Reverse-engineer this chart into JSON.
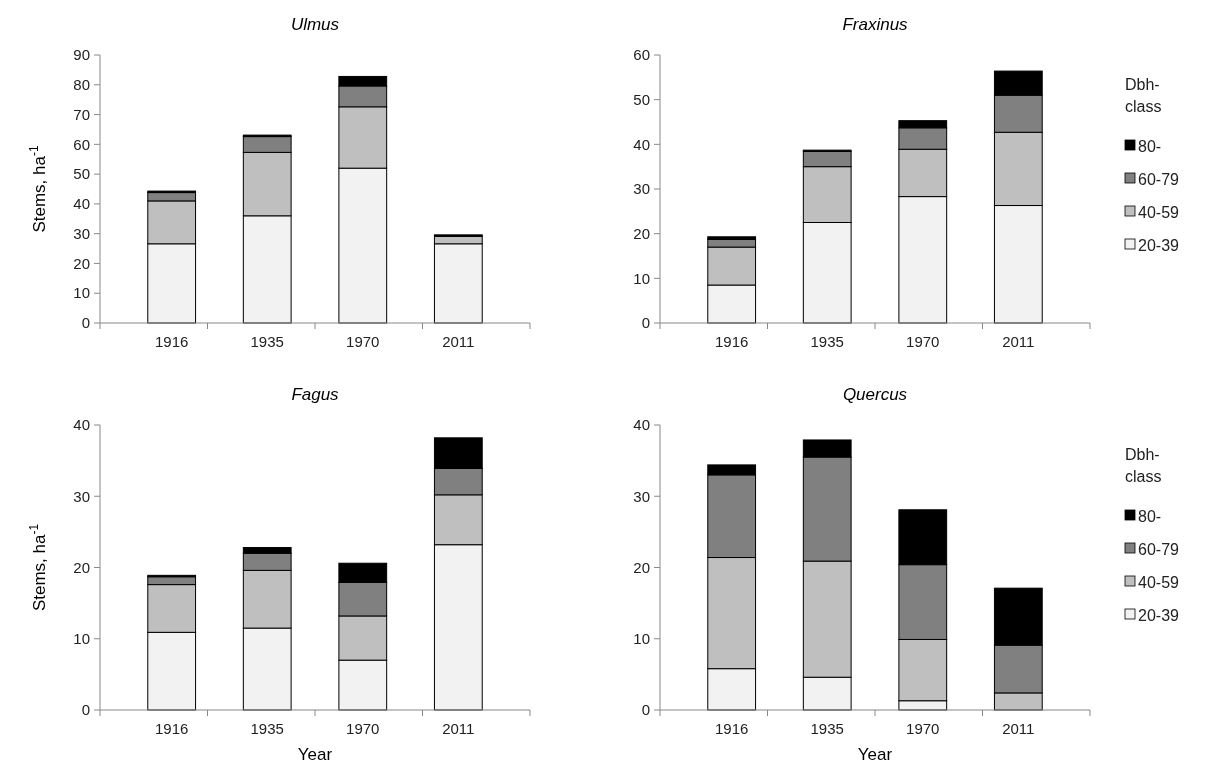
{
  "chart_data": [
    {
      "type": "bar",
      "title": "Ulmus",
      "ylabel": "Stems, ha$^{-1}$",
      "categories": [
        "1916",
        "1935",
        "1970",
        "2011"
      ],
      "stacked": true,
      "ylim": [
        0,
        90
      ],
      "yticks": [
        0,
        10,
        20,
        30,
        40,
        50,
        60,
        70,
        80,
        90
      ],
      "legend": false,
      "series": [
        {
          "color": "#f2f2f2",
          "values": [
            26.6,
            36,
            52,
            26.6
          ]
        },
        {
          "color": "#bfbfbf",
          "values": [
            14.4,
            21.3,
            20.6,
            2.5
          ]
        },
        {
          "color": "#808080",
          "values": [
            2.8,
            5.3,
            7,
            null
          ]
        },
        {
          "color": "#000000",
          "values": [
            0.5,
            0.5,
            3.2,
            0.5
          ]
        }
      ]
    },
    {
      "type": "bar",
      "title": "Fraxinus",
      "legend_title": "Dbh-class",
      "categories": [
        "1916",
        "1935",
        "1970",
        "2011"
      ],
      "stacked": true,
      "ylim": [
        0,
        60
      ],
      "yticks": [
        0,
        10,
        20,
        30,
        40,
        50,
        60
      ],
      "legend": "right",
      "series": [
        {
          "name": "20-39",
          "color": "#f2f2f2",
          "values": [
            8.5,
            22.5,
            28.3,
            26.3
          ]
        },
        {
          "name": "40-59",
          "color": "#bfbfbf",
          "values": [
            8.5,
            12.5,
            10.6,
            16.4
          ]
        },
        {
          "name": "60-79",
          "color": "#808080",
          "values": [
            1.7,
            3.4,
            4.8,
            8.3
          ]
        },
        {
          "name": "80-",
          "color": "#000000",
          "values": [
            0.6,
            0.3,
            1.6,
            5.4
          ]
        }
      ]
    },
    {
      "type": "bar",
      "title": "Fagus",
      "ylabel": "Stems, ha$^{-1}$",
      "xlabel": "Year",
      "categories": [
        "1916",
        "1935",
        "1970",
        "2011"
      ],
      "stacked": true,
      "ylim": [
        0,
        40
      ],
      "yticks": [
        0,
        10,
        20,
        30,
        40
      ],
      "legend": false,
      "series": [
        {
          "color": "#f2f2f2",
          "values": [
            10.9,
            11.5,
            7.0,
            23.2
          ]
        },
        {
          "color": "#bfbfbf",
          "values": [
            6.7,
            8.1,
            6.2,
            7.0
          ]
        },
        {
          "color": "#808080",
          "values": [
            1.1,
            2.4,
            4.7,
            3.7
          ]
        },
        {
          "color": "#000000",
          "values": [
            0.2,
            0.8,
            2.7,
            4.3
          ]
        }
      ]
    },
    {
      "type": "bar",
      "title": "Quercus",
      "xlabel": "Year",
      "legend_title": "Dbh-class",
      "categories": [
        "1916",
        "1935",
        "1970",
        "2011"
      ],
      "stacked": true,
      "ylim": [
        0,
        40
      ],
      "yticks": [
        0,
        10,
        20,
        30,
        40
      ],
      "legend": "right",
      "series": [
        {
          "name": "20-39",
          "color": "#f2f2f2",
          "values": [
            5.8,
            4.6,
            1.3,
            null
          ]
        },
        {
          "name": "40-59",
          "color": "#bfbfbf",
          "values": [
            15.6,
            16.3,
            8.6,
            2.4
          ]
        },
        {
          "name": "60-79",
          "color": "#808080",
          "values": [
            11.6,
            14.6,
            10.5,
            6.7
          ]
        },
        {
          "name": "80-",
          "color": "#000000",
          "values": [
            1.4,
            2.4,
            7.7,
            8.0
          ]
        }
      ]
    }
  ]
}
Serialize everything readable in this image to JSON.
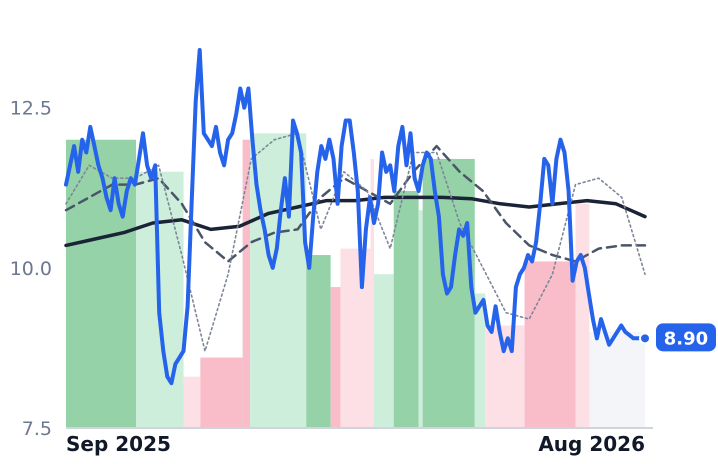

Short task
Quote the records in full and exactly; skip any image.

Expected output
Reverse-engineer this chart into JSON.
{
  "chart_data": [
    {
      "type": "bar",
      "title": "Ulmus",
      "ylabel": "Stems, ha$^{-1}$",
      "categories": [
        "1916",
        "1935",
        "1970",
        "2011"
      ],
      "stacked": true,
      "ylim": [
        0,
        90
      ],
      "yticks": [
        0,
        10,
        20,
        30,
        40,
        50,
        60,
        70,
        80,
        90
      ],
      "legend": false,
      "series": [
        {
          "color": "#f2f2f2",
          "values": [
            26.6,
            36,
            52,
            26.6
          ]
        },
        {
          "color": "#bfbfbf",
          "values": [
            14.4,
            21.3,
            20.6,
            2.5
          ]
        },
        {
          "color": "#808080",
          "values": [
            2.8,
            5.3,
            7,
            null
          ]
        },
        {
          "color": "#000000",
          "values": [
            0.5,
            0.5,
            3.2,
            0.5
          ]
        }
      ]
    },
    {
      "type": "bar",
      "title": "Fraxinus",
      "legend_title": "Dbh-class",
      "categories": [
        "1916",
        "1935",
        "1970",
        "2011"
      ],
      "stacked": true,
      "ylim": [
        0,
        60
      ],
      "yticks": [
        0,
        10,
        20,
        30,
        40,
        50,
        60
      ],
      "legend": "right",
      "series": [
        {
          "name": "20-39",
          "color": "#f2f2f2",
          "values": [
            8.5,
            22.5,
            28.3,
            26.3
          ]
        },
        {
          "name": "40-59",
          "color": "#bfbfbf",
          "values": [
            8.5,
            12.5,
            10.6,
            16.4
          ]
        },
        {
          "name": "60-79",
          "color": "#808080",
          "values": [
            1.7,
            3.4,
            4.8,
            8.3
          ]
        },
        {
          "name": "80-",
          "color": "#000000",
          "values": [
            0.6,
            0.3,
            1.6,
            5.4
          ]
        }
      ]
    },
    {
      "type": "bar",
      "title": "Fagus",
      "ylabel": "Stems, ha$^{-1}$",
      "xlabel": "Year",
      "categories": [
        "1916",
        "1935",
        "1970",
        "2011"
      ],
      "stacked": true,
      "ylim": [
        0,
        40
      ],
      "yticks": [
        0,
        10,
        20,
        30,
        40
      ],
      "legend": false,
      "series": [
        {
          "color": "#f2f2f2",
          "values": [
            10.9,
            11.5,
            7.0,
            23.2
          ]
        },
        {
          "color": "#bfbfbf",
          "values": [
            6.7,
            8.1,
            6.2,
            7.0
          ]
        },
        {
          "color": "#808080",
          "values": [
            1.1,
            2.4,
            4.7,
            3.7
          ]
        },
        {
          "color": "#000000",
          "values": [
            0.2,
            0.8,
            2.7,
            4.3
          ]
        }
      ]
    },
    {
      "type": "bar",
      "title": "Quercus",
      "xlabel": "Year",
      "legend_title": "Dbh-class",
      "categories": [
        "1916",
        "1935",
        "1970",
        "2011"
      ],
      "stacked": true,
      "ylim": [
        0,
        40
      ],
      "yticks": [
        0,
        10,
        20,
        30,
        40
      ],
      "legend": "right",
      "series": [
        {
          "name": "20-39",
          "color": "#f2f2f2",
          "values": [
            5.8,
            4.6,
            1.3,
            null
          ]
        },
        {
          "name": "40-59",
          "color": "#bfbfbf",
          "values": [
            15.6,
            16.3,
            8.6,
            2.4
          ]
        },
        {
          "name": "60-79",
          "color": "#808080",
          "values": [
            11.6,
            14.6,
            10.5,
            6.7
          ]
        },
        {
          "name": "80-",
          "color": "#000000",
          "values": [
            1.4,
            2.4,
            7.7,
            8.0
          ]
        }
      ]
    }
  ]
}
Serialize everything readable in this image to JSON.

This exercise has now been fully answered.